--- What to produce ---
Search the material for the string "évolution" and copy each line where it occurs.

--- Data to process ---
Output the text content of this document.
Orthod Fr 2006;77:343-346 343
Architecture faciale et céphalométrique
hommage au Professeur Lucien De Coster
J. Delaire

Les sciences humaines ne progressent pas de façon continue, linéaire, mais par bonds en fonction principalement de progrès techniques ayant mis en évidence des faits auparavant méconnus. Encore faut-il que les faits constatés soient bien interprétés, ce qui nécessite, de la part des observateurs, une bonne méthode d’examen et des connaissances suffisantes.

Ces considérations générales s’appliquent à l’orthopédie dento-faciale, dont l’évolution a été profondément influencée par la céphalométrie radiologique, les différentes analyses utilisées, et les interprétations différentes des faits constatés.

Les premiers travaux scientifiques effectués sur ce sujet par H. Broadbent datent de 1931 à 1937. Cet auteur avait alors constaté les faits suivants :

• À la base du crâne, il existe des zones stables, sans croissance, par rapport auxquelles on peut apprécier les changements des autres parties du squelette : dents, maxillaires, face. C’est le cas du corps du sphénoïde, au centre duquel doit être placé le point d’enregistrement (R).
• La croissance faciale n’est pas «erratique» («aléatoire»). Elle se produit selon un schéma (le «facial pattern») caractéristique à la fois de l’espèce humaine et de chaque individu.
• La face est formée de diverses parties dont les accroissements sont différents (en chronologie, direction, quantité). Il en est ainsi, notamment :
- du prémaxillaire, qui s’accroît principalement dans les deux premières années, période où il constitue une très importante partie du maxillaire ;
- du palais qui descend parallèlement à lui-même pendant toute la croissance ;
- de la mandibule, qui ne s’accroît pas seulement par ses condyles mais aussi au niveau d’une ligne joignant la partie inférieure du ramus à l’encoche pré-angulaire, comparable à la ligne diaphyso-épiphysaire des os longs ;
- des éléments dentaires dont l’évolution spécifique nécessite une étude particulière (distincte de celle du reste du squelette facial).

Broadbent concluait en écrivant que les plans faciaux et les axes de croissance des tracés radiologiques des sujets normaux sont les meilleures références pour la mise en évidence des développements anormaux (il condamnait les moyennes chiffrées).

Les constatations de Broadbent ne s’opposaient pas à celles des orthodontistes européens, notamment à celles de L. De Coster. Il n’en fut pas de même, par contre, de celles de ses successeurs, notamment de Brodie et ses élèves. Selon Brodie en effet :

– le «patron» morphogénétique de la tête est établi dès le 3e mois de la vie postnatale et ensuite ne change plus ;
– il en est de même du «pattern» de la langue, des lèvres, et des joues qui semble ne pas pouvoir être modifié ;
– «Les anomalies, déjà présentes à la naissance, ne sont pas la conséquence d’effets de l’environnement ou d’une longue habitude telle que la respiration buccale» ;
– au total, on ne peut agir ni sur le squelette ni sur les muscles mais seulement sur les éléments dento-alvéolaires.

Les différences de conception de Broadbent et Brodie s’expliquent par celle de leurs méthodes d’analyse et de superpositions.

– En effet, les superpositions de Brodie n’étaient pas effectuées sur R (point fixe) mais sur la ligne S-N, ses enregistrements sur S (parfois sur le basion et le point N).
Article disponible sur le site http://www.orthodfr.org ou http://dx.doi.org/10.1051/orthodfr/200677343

--- Response to the task ---
Ces considérations générales s’appliquent à l’orthopédie dento-faciale, dont l’évolution a été profondément influencée par la céphalométrie radiologique, les différentes analyses utilisées, et les interprétations différentes des faits constatés.
- des éléments dentaires dont l’évolution spécifique nécessite une étude particulière (distincte de celle du reste du squelette facial).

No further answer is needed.